_TASK TO CARRY OUT_
Check each line of the material below for the string "oder", then report how many lines have it, and nothing else.

++++ DATA TO EXAMINE ++++

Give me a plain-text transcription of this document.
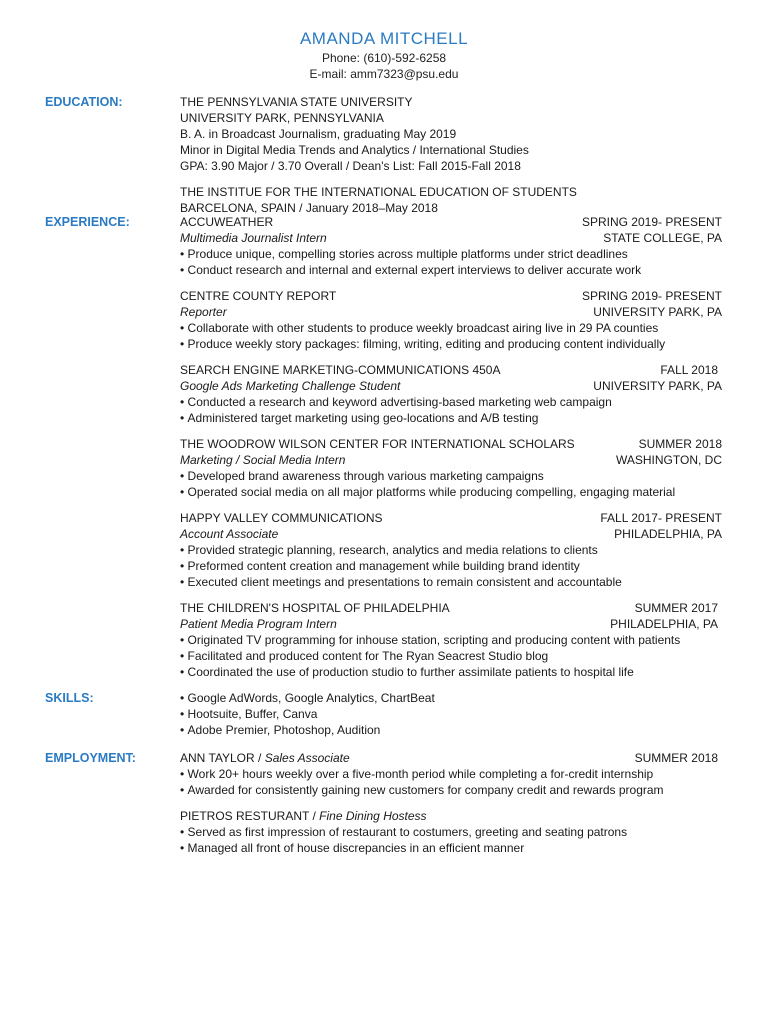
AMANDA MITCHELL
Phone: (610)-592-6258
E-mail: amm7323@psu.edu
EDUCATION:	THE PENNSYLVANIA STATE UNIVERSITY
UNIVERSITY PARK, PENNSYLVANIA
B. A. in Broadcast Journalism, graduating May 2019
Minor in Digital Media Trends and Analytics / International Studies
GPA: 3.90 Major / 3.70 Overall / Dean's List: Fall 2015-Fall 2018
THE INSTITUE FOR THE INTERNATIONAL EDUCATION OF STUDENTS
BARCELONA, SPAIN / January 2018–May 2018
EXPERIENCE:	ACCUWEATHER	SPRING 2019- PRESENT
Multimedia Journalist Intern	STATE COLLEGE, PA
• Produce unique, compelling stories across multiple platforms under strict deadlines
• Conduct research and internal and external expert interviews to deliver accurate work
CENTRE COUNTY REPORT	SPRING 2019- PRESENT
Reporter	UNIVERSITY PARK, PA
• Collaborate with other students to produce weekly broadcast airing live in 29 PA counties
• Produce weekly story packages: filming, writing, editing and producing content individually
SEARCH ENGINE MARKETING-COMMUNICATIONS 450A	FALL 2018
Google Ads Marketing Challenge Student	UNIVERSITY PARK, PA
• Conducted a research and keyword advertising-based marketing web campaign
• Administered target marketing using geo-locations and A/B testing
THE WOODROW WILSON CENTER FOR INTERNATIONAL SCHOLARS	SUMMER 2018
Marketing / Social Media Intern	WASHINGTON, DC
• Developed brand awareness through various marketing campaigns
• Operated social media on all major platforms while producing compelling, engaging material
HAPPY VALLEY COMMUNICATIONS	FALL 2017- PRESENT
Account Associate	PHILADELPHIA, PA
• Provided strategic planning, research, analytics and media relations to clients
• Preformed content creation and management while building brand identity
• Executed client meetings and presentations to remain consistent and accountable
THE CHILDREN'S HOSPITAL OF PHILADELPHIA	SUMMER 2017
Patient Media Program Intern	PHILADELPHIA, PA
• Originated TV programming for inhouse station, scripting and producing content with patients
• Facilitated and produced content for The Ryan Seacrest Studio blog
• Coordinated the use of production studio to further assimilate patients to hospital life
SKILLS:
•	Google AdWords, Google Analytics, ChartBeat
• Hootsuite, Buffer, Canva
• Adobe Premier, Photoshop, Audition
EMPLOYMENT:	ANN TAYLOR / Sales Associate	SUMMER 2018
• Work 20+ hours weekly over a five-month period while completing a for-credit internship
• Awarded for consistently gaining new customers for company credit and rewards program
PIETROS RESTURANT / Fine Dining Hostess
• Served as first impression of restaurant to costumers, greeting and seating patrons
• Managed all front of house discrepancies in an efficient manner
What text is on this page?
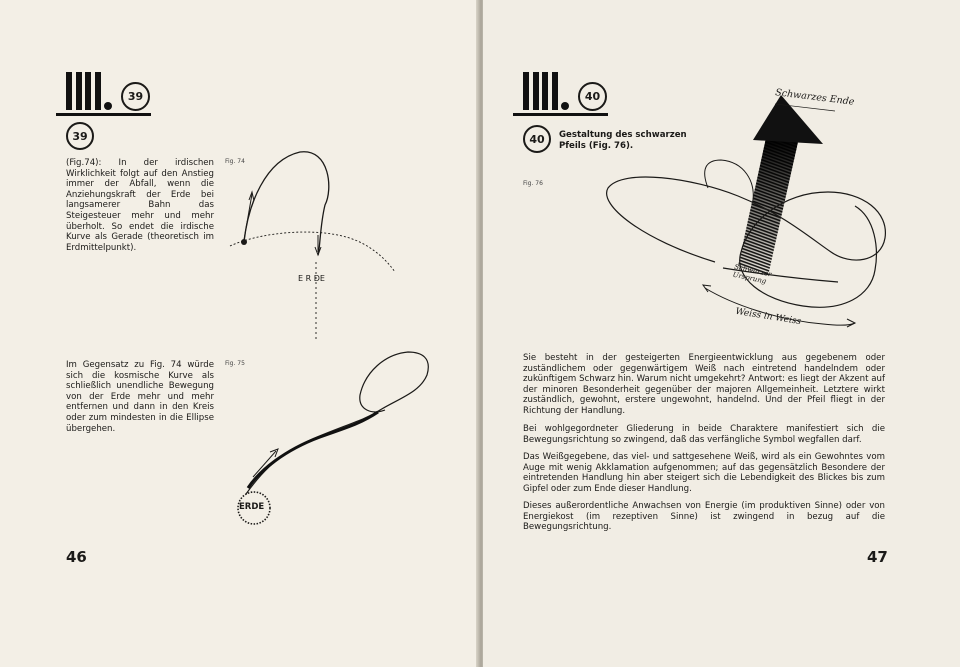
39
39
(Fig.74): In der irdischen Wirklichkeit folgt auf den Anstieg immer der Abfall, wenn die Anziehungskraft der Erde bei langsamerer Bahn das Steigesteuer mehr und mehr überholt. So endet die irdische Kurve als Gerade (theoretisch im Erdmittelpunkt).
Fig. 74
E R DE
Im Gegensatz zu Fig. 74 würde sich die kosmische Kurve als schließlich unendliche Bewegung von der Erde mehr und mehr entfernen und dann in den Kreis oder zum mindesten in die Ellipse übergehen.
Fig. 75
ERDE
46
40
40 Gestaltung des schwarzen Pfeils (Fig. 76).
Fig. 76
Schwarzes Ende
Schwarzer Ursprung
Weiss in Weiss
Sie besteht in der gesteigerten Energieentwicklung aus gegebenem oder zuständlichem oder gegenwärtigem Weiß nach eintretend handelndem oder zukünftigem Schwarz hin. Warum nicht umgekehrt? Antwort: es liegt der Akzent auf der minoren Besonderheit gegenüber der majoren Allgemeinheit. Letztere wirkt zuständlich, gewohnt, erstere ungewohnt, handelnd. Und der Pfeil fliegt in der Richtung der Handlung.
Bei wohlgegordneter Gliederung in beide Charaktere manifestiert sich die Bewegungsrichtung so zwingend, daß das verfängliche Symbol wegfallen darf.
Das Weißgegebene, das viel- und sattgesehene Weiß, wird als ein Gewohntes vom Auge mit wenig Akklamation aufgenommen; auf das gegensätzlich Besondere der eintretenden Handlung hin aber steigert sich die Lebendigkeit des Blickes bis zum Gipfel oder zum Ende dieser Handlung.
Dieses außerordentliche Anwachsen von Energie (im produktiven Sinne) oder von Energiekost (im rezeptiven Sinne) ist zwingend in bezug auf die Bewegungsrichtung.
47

++++

_SOLUTION FOR THIS EXERCISE_
4